#### WORK REQUIRED
Where does the string "text" appear in the records? Copy every line that contains it.

(Source data)
↓
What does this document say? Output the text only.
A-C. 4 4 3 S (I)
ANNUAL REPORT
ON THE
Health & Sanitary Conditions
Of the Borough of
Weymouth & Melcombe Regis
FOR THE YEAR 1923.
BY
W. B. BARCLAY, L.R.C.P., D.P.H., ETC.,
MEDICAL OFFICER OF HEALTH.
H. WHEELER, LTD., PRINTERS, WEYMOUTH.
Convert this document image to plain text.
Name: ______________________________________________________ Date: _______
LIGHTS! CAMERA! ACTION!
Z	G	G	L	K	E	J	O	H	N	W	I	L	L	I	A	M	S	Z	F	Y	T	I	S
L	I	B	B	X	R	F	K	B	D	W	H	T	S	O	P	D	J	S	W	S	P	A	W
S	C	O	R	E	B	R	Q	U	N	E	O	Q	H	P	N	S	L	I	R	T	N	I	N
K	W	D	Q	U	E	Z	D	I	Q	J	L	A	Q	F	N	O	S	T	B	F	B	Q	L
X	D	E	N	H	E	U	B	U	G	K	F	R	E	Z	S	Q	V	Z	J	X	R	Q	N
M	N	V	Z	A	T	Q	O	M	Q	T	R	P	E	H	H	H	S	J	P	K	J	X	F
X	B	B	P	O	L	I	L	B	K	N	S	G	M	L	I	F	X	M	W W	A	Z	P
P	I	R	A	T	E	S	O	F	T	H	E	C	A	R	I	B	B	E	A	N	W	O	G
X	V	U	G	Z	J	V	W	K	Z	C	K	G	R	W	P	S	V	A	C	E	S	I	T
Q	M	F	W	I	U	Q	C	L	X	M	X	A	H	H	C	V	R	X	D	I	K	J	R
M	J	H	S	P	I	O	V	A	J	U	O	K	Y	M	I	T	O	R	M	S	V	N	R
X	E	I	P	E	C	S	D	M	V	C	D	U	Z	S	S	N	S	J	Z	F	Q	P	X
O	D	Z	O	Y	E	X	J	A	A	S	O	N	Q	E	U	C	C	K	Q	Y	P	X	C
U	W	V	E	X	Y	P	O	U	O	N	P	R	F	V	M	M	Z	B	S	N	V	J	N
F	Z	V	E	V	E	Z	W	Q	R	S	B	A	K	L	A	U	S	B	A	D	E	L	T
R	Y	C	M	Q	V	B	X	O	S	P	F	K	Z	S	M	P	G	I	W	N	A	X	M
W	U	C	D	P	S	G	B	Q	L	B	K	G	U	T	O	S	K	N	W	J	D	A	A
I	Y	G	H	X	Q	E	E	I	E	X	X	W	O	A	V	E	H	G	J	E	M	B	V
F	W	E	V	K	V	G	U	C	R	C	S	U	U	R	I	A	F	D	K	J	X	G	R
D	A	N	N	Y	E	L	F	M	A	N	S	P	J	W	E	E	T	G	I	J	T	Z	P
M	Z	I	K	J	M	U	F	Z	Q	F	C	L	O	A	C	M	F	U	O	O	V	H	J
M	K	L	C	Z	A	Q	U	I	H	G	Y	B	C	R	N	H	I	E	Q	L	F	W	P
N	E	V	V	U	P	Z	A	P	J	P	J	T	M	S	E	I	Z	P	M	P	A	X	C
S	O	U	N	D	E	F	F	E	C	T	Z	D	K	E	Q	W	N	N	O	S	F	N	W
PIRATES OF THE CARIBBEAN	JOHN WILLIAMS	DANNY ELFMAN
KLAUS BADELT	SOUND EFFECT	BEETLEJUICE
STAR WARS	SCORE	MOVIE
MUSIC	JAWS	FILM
↑
#### SOLUTION TO THIS TASK
What does this document say? Output the text only.
Convert this document image to plain text.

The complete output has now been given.